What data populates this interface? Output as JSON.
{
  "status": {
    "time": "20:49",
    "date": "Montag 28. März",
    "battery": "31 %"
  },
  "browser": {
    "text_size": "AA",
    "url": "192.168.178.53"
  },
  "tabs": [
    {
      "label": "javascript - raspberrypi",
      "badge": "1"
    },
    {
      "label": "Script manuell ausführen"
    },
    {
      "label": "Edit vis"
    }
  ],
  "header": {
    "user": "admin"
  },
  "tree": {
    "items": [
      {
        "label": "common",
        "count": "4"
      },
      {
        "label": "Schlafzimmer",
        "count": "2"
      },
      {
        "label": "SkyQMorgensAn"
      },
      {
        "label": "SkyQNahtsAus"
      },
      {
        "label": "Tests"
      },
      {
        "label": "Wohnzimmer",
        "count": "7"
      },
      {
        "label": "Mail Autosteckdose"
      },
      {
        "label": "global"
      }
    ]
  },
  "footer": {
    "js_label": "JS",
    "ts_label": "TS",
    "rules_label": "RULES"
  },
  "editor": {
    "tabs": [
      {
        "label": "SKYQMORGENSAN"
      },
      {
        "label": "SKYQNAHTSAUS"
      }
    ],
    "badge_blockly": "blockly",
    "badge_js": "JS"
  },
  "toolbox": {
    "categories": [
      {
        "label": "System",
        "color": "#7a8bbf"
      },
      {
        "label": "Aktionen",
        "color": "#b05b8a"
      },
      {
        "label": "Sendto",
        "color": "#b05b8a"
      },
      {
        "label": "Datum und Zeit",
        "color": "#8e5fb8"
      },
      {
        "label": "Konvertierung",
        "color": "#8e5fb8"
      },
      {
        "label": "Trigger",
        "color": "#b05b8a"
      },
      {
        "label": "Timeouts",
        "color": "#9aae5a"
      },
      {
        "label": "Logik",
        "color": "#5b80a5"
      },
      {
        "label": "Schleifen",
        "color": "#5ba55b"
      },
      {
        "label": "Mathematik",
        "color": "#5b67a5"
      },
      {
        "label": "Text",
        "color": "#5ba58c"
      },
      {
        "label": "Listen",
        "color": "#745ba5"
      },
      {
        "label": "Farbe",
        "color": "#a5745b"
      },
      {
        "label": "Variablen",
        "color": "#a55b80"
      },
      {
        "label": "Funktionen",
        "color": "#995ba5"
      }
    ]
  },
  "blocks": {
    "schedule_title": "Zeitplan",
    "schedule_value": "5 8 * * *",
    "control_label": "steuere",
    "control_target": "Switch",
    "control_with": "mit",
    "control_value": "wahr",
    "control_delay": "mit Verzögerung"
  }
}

-=-=-=-=-

→ **TASK DIRECTIONS**
Go through the records above and set each one down exactly, please.

→ **TASK OUTPUT**
What data populates this interface? Output as JSON.
{
  "status": {
    "time": "20:49",
    "date": "Montag 28. März",
    "battery": "31 %"
  },
  "browser": {
    "text_size": "AA",
    "url": "192.168.178.53"
  },
  "tabs": [
    {
      "label": "javascript - raspberrypi",
      "badge": "1"
    },
    {
      "label": "Script manuell ausführen"
    },
    {
      "label": "Edit vis"
    }
  ],
  "header": {
    "user": "admin"
  },
  "tree": {
    "items": [
      {
        "label": "common",
        "count": "4"
      },
      {
        "label": "Schlafzimmer",
        "count": "2"
      },
      {
        "label": "SkyQMorgensAn"
      },
      {
        "label": "SkyQNahtsAus"
      },
      {
        "label": "Tests"
      },
      {
        "label": "Wohnzimmer",
        "count": "7"
      },
      {
        "label": "Mail Autosteckdose"
      },
      {
        "label": "global"
      }
    ]
  },
  "footer": {
    "js_label": "JS",
    "ts_label": "TS",
    "rules_label": "RULES"
  },
  "editor": {
    "tabs": [
      {
        "label": "SKYQMORGENSAN"
      },
      {
        "label": "SKYQNAHTSAUS"
      }
    ],
    "badge_blockly": "blockly",
    "badge_js": "JS"
  },
  "toolbox": {
    "categories": [
      {
        "label": "System",
        "color": "#7a8bbf"
      },
      {
        "label": "Aktionen",
        "color": "#b05b8a"
      },
      {
        "label": "Sendto",
        "color": "#b05b8a"
      },
      {
        "label": "Datum und Zeit",
        "color": "#8e5fb8"
      },
      {
        "label": "Konvertierung",
        "color": "#8e5fb8"
      },
      {
        "label": "Trigger",
        "color": "#b05b8a"
      },
      {
        "label": "Timeouts",
        "color": "#9aae5a"
      },
      {
        "label": "Logik",
        "color": "#5b80a5"
      },
      {
        "label": "Schleifen",
        "color": "#5ba55b"
      },
      {
        "label": "Mathematik",
        "color": "#5b67a5"
      },
      {
        "label": "Text",
        "color": "#5ba58c"
      },
      {
        "label": "Listen",
        "color": "#745ba5"
      },
      {
        "label": "Farbe",
        "color": "#a5745b"
      },
      {
        "label": "Variablen",
        "color": "#a55b80"
      },
      {
        "label": "Funktionen",
        "color": "#995ba5"
      }
    ]
  },
  "blocks": {
    "schedule_title": "Zeitplan",
    "schedule_value": "5 8 * * *",
    "control_label": "steuere",
    "control_target": "Switch",
    "control_with": "mit",
    "control_value": "wahr",
    "control_delay": "mit Verzögerung"
  }
}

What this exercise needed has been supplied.